[DESCRIPTION OF THE TASK]
Render every line of the items below as a JSON list of strings, one string per line, omitting blank lines.

[INFORMATION SHOWN]
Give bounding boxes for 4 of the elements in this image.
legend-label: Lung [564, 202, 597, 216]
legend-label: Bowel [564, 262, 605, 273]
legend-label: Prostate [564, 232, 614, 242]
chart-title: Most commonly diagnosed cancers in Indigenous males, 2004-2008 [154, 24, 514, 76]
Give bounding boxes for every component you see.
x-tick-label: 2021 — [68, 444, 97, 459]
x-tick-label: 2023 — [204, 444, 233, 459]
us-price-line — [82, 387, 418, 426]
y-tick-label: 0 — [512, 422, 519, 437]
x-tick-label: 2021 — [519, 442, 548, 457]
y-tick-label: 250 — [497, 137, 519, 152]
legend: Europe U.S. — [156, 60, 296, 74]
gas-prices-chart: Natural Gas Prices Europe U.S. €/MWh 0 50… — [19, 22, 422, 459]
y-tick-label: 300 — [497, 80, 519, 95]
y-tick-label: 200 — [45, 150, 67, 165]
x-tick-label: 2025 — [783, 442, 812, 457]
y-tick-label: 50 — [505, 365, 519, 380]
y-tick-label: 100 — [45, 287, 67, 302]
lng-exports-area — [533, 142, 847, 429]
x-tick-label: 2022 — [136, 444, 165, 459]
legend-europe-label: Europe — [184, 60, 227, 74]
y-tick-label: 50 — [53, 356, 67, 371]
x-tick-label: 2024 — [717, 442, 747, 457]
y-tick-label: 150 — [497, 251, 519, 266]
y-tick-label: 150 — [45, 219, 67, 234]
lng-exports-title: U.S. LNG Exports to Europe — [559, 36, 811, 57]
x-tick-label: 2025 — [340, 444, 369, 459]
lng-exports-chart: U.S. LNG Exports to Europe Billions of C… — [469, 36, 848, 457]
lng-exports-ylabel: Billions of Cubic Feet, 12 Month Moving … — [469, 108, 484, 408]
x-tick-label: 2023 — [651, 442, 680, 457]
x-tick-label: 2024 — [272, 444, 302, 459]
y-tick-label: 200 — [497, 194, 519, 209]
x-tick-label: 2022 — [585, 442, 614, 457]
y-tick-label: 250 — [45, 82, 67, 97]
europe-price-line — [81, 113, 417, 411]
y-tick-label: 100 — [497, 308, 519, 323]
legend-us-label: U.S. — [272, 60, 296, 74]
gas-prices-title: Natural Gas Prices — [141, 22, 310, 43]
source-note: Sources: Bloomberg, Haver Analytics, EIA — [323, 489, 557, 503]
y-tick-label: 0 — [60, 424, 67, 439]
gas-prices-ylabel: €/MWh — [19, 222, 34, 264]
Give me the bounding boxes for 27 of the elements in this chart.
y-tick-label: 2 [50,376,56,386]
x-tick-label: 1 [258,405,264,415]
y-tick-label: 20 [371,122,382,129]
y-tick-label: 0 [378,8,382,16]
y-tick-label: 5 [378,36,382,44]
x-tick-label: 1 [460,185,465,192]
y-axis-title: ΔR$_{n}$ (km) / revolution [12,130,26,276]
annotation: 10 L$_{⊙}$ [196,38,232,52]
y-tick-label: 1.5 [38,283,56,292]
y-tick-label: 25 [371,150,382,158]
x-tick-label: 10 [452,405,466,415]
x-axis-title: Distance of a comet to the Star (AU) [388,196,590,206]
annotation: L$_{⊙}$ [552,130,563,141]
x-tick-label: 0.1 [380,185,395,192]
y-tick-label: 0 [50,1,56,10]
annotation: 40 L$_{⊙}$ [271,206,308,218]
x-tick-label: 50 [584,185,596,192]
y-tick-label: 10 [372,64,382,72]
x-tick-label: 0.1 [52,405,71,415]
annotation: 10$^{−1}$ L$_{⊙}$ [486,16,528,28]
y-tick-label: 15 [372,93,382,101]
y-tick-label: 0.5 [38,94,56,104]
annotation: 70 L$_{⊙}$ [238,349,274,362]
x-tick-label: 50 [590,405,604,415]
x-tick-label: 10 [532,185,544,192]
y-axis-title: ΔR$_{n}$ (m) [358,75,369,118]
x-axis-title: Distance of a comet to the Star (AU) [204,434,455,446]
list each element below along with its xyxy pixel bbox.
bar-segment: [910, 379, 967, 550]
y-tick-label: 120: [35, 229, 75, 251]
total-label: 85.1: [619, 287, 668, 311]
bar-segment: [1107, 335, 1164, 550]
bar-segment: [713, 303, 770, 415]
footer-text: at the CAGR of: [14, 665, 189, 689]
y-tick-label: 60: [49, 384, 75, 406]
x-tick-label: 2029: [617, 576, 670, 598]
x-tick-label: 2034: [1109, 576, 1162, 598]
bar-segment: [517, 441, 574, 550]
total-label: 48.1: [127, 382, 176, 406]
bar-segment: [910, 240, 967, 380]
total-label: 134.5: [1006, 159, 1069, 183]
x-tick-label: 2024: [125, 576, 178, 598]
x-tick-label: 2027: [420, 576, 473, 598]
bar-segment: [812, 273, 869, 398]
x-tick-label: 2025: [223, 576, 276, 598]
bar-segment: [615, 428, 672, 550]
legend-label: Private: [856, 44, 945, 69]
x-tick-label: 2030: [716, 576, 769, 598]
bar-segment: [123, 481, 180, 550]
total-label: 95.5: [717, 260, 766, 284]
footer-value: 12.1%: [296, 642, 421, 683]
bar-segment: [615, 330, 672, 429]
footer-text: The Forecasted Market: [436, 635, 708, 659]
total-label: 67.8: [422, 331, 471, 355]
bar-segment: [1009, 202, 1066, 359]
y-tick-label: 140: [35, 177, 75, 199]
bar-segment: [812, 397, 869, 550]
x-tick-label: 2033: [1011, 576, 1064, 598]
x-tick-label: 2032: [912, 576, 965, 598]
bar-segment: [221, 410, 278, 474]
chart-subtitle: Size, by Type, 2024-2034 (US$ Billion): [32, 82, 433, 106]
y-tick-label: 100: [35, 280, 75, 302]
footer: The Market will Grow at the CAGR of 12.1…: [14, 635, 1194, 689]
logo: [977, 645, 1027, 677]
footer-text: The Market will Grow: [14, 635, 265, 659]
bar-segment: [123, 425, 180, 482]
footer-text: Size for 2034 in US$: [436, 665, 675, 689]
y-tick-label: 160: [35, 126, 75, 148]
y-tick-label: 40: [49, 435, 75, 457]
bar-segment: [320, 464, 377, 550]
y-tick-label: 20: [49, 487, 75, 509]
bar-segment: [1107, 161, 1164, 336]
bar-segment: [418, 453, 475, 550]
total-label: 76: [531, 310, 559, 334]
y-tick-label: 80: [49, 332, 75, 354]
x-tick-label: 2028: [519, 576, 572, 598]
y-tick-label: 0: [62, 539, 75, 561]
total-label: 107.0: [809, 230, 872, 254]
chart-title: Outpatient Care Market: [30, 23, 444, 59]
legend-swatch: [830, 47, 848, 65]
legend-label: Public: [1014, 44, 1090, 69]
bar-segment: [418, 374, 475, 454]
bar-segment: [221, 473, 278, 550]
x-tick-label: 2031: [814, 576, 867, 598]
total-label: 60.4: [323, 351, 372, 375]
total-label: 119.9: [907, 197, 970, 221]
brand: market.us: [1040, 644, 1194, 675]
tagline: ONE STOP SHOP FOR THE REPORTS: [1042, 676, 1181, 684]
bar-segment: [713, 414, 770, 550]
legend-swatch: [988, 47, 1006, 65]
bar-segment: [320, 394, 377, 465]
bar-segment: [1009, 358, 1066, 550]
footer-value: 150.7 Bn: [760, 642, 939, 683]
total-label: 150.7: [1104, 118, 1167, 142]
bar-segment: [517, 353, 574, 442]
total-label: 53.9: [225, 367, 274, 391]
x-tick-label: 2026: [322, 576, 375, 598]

[RESULT FOR THIS TASK]
[
  "Give bounding boxes for 4 of the elements in this image.",
  "legend-label: Lung [564, 202, 597, 216]",
  "legend-label: Bowel [564, 262, 605, 273]",
  "legend-label: Prostate [564, 232, 614, 242]",
  "chart-title: Most commonly diagnosed cancers in Indigenous males, 2004-2008 [154, 24, 514, 76]",
  "Give bounding boxes for every component you see.",
  "x-tick-label: 2021 — [68, 444, 97, 459]",
  "x-tick-label: 2023 — [204, 444, 233, 459]",
  "us-price-line — [82, 387, 418, 426]",
  "y-tick-label: 0 — [512, 422, 519, 437]",
  "x-tick-label: 2021 — [519, 442, 548, 457]",
  "y-tick-label: 250 — [497, 137, 519, 152]",
  "legend: Europe U.S. — [156, 60, 296, 74]",
  "gas-prices-chart: Natural Gas Prices Europe U.S. €/MWh 0 50… — [19, 22, 422, 459]",
  "y-tick-label: 300 — [497, 80, 519, 95]",
  "y-tick-label: 200 — [45, 150, 67, 165]",
  "x-tick-label: 2025 — [783, 442, 812, 457]",
  "y-tick-label: 50 — [505, 365, 519, 380]",
  "y-tick-label: 100 — [45, 287, 67, 302]",
  "lng-exports-area — [533, 142, 847, 429]",
  "x-tick-label: 2022 — [136, 444, 165, 459]",
  "legend-europe-label: Europe — [184, 60, 227, 74]",
  "y-tick-label: 50 — [53, 356, 67, 371]",
  "x-tick-label: 2024 — [717, 442, 747, 457]",
  "y-tick-label: 150 — [497, 251, 519, 266]",
  "y-tick-label: 150 — [45, 219, 67, 234]",
  "lng-exports-title: U.S. LNG Exports to Europe — [559, 36, 811, 57]",
  "x-tick-label: 2025 — [340, 444, 369, 459]",
  "lng-exports-chart: U.S. LNG Exports to Europe Billions of C… — [469, 36, 848, 457]",
  "lng-exports-ylabel: Billions of Cubic Feet, 12 Month Moving … — [469, 108, 484, 408]",
  "x-tick-label: 2023 — [651, 442, 680, 457]",
  "x-tick-label: 2024 — [272, 444, 302, 459]",
  "y-tick-label: 200 — [497, 194, 519, 209]",
  "x-tick-label: 2022 — [585, 442, 614, 457]",
  "y-tick-label: 250 — [45, 82, 67, 97]",
  "europe-price-line — [81, 113, 417, 411]",
  "y-tick-label: 100 — [497, 308, 519, 323]",
  "legend-us-label: U.S. — [272, 60, 296, 74]",
  "gas-prices-title: Natural Gas Prices — [141, 22, 310, 43]",
  "source-note: Sources: Bloomberg, Haver Analytics, EIA — [323, 489, 557, 503]",
  "y-tick-label: 0 — [60, 424, 67, 439]",
  "gas-prices-ylabel: €/MWh — [19, 222, 34, 264]",
  "Give me the bounding boxes for 27 of the elements in this chart.",
  "y-tick-label: 2 [50,376,56,386]",
  "x-tick-label: 1 [258,405,264,415]",
  "y-tick-label: 20 [371,122,382,129]",
  "y-tick-label: 0 [378,8,382,16]",
  "y-tick-label: 5 [378,36,382,44]",
  "x-tick-label: 1 [460,185,465,192]",
  "y-axis-title: ΔR$_{n}$ (km) / revolution [12,130,26,276]",
  "annotation: 10 L$_{⊙}$ [196,38,232,52]",
  "y-tick-label: 1.5 [38,283,56,292]",
  "y-tick-label: 25 [371,150,382,158]",
  "x-tick-label: 10 [452,405,466,415]",
  "x-axis-title: Distance of a comet to the Star (AU) [388,196,590,206]",
  "annotation: L$_{⊙}$ [552,130,563,141]",
  "x-tick-label: 0.1 [380,185,395,192]",
  "y-tick-label: 0 [50,1,56,10]",
  "annotation: 40 L$_{⊙}$ [271,206,308,218]",
  "x-tick-label: 50 [584,185,596,192]",
  "y-tick-label: 10 [372,64,382,72]",
  "x-tick-label: 0.1 [52,405,71,415]",
  "annotation: 10$^{−1}$ L$_{⊙}$ [486,16,528,28]",
  "y-tick-label: 15 [372,93,382,101]",
  "y-tick-label: 0.5 [38,94,56,104]",
  "annotation: 70 L$_{⊙}$ [238,349,274,362]",
  "x-tick-label: 50 [590,405,604,415]",
  "x-tick-label: 10 [532,185,544,192]",
  "y-axis-title: ΔR$_{n}$ (m) [358,75,369,118]",
  "x-axis-title: Distance of a comet to the Star (AU) [204,434,455,446]",
  "list each element below along with its xyxy pixel bbox.",
  "bar-segment: [910, 379, 967, 550]",
  "y-tick-label: 120: [35, 229, 75, 251]",
  "total-label: 85.1: [619, 287, 668, 311]",
  "bar-segment: [1107, 335, 1164, 550]",
  "bar-segment: [713, 303, 770, 415]",
  "footer-text: at the CAGR of: [14, 665, 189, 689]",
  "y-tick-label: 60: [49, 384, 75, 406]",
  "x-tick-label: 2029: [617, 576, 670, 598]",
  "x-tick-label: 2034: [1109, 576, 1162, 598]",
  "bar-segment: [517, 441, 574, 550]",
  "total-label: 48.1: [127, 382, 176, 406]",
  "bar-segment: [910, 240, 967, 380]",
  "total-label: 134.5: [1006, 159, 1069, 183]",
  "x-tick-label: 2024: [125, 576, 178, 598]",
  "x-tick-label: 2027: [420, 576, 473, 598]",
  "bar-segment: [812, 273, 869, 398]",
  "x-tick-label: 2025: [223, 576, 276, 598]",
  "bar-segment: [615, 428, 672, 550]",
  "legend-label: Private: [856, 44, 945, 69]",
  "x-tick-label: 2030: [716, 576, 769, 598]",
  "bar-segment: [123, 481, 180, 550]",
  "total-label: 95.5: [717, 260, 766, 284]",
  "footer-value: 12.1%: [296, 642, 421, 683]",
  "bar-segment: [615, 330, 672, 429]",
  "footer-text: The Forecasted Market: [436, 635, 708, 659]",
  "total-label: 67.8: [422, 331, 471, 355]",
  "bar-segment: [1009, 202, 1066, 359]",
  "y-tick-label: 140: [35, 177, 75, 199]",
  "bar-segment: [812, 397, 869, 550]",
  "x-tick-label: 2033: [1011, 576, 1064, 598]",
  "x-tick-label: 2032: [912, 576, 965, 598]",
  "bar-segment: [221, 410, 278, 474]",
  "chart-subtitle: Size, by Type, 2024-2034 (US$ Billion): [32, 82, 433, 106]",
  "y-tick-label: 100: [35, 280, 75, 302]",
  "footer: The Market will Grow at the CAGR of 12.1…: [14, 635, 1194, 689]",
  "logo: [977, 645, 1027, 677]",
  "footer-text: The Market will Grow: [14, 635, 265, 659]",
  "bar-segment: [123, 425, 180, 482]",
  "footer-text: Size for 2034 in US$: [436, 665, 675, 689]",
  "y-tick-label: 160: [35, 126, 75, 148]",
  "y-tick-label: 40: [49, 435, 75, 457]",
  "bar-segment: [320, 464, 377, 550]",
  "y-tick-label: 20: [49, 487, 75, 509]",
  "bar-segment: [1107, 161, 1164, 336]",
  "bar-segment: [418, 453, 475, 550]",
  "total-label: 76: [531, 310, 559, 334]",
  "y-tick-label: 80: [49, 332, 75, 354]",
  "x-tick-label: 2028: [519, 576, 572, 598]",
  "y-tick-label: 0: [62, 539, 75, 561]",
  "total-label: 107.0: [809, 230, 872, 254]",
  "chart-title: Outpatient Care Market: [30, 23, 444, 59]",
  "legend-swatch: [830, 47, 848, 65]",
  "legend-label: Public: [1014, 44, 1090, 69]",
  "bar-segment: [418, 374, 475, 454]",
  "bar-segment: [221, 473, 278, 550]",
  "x-tick-label: 2031: [814, 576, 867, 598]",
  "total-label: 60.4: [323, 351, 372, 375]",
  "total-label: 119.9: [907, 197, 970, 221]",
  "brand: market.us: [1040, 644, 1194, 675]",
  "tagline: ONE STOP SHOP FOR THE REPORTS: [1042, 676, 1181, 684]",
  "bar-segment: [713, 414, 770, 550]",
  "legend-swatch: [988, 47, 1006, 65]",
  "bar-segment: [320, 394, 377, 465]",
  "bar-segment: [1009, 358, 1066, 550]",
  "footer-value: 150.7 Bn: [760, 642, 939, 683]",
  "total-label: 150.7: [1104, 118, 1167, 142]",
  "bar-segment: [517, 353, 574, 442]",
  "total-label: 53.9: [225, 367, 274, 391]",
  "x-tick-label: 2026: [322, 576, 375, 598]"
]